Across the entries below, count the lines in which the word "pour" occurs. Reply with the count alone.
__________________________________________________
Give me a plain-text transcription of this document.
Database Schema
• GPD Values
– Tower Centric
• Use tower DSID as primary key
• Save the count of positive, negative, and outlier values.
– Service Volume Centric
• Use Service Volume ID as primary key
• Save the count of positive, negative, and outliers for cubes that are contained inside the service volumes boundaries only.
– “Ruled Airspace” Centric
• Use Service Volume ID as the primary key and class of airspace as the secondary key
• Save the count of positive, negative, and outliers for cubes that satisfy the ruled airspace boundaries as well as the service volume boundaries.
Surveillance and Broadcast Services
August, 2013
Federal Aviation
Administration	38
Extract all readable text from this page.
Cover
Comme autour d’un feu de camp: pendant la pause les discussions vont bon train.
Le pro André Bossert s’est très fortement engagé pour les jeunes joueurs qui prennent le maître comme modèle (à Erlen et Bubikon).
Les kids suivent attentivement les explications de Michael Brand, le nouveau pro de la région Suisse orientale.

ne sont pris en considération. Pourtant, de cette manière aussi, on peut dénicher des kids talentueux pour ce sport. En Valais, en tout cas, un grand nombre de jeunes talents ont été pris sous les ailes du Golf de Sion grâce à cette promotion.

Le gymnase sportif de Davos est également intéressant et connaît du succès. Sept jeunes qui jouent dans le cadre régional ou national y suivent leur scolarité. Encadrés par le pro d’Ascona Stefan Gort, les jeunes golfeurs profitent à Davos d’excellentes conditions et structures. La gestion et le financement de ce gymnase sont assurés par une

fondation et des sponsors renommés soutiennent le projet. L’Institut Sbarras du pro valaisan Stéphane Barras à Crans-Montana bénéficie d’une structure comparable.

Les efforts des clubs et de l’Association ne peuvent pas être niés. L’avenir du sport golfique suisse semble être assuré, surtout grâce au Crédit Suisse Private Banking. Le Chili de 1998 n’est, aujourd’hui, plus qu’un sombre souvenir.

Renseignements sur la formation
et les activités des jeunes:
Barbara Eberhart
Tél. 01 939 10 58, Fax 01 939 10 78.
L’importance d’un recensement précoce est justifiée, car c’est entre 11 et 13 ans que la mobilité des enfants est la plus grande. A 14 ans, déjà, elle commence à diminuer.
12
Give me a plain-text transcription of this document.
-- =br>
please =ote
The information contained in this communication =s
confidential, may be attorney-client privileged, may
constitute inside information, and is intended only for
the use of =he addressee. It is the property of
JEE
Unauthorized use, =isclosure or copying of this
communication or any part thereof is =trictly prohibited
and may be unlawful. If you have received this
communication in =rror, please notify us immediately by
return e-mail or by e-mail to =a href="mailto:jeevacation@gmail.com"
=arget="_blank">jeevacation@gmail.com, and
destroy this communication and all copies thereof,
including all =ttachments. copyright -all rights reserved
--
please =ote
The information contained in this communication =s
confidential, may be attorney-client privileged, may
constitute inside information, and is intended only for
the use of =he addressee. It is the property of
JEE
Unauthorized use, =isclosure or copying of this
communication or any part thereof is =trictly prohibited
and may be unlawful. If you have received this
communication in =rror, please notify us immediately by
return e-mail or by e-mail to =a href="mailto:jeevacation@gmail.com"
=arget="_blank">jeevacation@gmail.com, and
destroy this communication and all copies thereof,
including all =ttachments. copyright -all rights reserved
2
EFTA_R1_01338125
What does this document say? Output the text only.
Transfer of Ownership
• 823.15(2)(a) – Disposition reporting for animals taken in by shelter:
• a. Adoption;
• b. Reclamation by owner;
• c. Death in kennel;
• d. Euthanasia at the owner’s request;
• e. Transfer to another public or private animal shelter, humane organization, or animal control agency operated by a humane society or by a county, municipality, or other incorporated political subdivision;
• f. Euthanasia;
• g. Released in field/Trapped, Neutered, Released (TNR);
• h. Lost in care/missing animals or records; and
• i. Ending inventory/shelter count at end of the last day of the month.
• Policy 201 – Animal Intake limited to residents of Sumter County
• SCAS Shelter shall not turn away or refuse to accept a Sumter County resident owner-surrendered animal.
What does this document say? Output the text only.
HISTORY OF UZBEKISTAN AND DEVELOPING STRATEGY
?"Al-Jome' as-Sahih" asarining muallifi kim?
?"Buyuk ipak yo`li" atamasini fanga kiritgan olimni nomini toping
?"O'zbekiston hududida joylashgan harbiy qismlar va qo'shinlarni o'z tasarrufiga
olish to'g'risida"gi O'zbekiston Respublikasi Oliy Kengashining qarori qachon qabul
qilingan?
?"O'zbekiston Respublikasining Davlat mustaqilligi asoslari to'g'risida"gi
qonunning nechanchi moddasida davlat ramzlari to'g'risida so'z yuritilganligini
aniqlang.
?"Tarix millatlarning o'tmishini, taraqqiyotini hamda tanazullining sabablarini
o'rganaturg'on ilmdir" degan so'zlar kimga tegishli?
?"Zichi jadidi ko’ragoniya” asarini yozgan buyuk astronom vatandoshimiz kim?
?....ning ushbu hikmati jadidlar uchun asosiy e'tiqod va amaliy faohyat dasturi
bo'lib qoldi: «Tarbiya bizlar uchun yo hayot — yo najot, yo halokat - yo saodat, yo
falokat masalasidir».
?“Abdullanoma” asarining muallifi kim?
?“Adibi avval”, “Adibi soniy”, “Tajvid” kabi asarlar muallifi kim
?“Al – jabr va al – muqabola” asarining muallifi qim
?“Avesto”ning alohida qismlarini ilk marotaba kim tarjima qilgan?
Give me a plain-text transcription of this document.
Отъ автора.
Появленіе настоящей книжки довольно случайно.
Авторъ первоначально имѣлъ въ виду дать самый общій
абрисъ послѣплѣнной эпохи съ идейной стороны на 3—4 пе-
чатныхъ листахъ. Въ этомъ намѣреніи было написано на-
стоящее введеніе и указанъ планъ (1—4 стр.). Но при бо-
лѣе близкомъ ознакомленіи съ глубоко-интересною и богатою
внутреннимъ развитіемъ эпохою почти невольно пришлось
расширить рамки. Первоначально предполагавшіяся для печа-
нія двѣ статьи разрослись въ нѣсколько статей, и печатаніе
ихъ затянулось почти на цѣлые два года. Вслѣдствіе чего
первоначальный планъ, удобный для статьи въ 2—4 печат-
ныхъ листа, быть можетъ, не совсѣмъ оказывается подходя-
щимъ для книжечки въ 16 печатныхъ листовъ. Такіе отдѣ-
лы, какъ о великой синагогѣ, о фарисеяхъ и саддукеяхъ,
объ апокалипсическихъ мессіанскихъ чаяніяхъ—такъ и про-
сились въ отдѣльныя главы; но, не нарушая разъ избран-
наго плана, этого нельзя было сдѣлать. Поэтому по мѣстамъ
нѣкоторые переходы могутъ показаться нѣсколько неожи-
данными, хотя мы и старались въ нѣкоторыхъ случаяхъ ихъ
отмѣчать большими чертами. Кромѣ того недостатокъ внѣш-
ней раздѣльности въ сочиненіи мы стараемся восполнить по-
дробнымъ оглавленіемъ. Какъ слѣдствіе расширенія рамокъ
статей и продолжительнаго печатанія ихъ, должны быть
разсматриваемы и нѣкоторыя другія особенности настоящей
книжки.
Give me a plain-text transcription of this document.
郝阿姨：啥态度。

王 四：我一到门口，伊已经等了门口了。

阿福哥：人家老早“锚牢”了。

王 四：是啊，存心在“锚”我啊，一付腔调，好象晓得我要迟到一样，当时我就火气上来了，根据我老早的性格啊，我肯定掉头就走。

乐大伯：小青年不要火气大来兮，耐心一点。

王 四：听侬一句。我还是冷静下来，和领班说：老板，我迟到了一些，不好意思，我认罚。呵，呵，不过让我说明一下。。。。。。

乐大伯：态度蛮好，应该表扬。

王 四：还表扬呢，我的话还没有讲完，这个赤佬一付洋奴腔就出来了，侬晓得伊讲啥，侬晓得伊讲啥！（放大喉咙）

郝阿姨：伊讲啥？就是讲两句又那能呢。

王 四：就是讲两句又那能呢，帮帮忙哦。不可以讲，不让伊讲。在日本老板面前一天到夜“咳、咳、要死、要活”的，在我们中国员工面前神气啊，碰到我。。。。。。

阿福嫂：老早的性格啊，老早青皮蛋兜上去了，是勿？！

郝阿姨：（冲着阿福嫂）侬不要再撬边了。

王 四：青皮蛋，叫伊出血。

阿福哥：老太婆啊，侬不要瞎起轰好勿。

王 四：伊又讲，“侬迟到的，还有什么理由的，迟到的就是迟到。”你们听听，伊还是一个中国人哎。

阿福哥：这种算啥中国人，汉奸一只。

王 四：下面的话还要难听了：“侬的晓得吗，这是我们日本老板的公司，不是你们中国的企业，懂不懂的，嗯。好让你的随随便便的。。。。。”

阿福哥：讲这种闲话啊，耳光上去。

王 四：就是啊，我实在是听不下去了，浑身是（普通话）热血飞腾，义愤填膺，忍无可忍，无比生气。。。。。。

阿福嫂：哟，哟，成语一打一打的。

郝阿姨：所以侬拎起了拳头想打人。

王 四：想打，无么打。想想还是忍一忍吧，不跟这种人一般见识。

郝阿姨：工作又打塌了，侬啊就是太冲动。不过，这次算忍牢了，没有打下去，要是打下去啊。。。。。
__________________________________________________
> [SOLUTION]: 2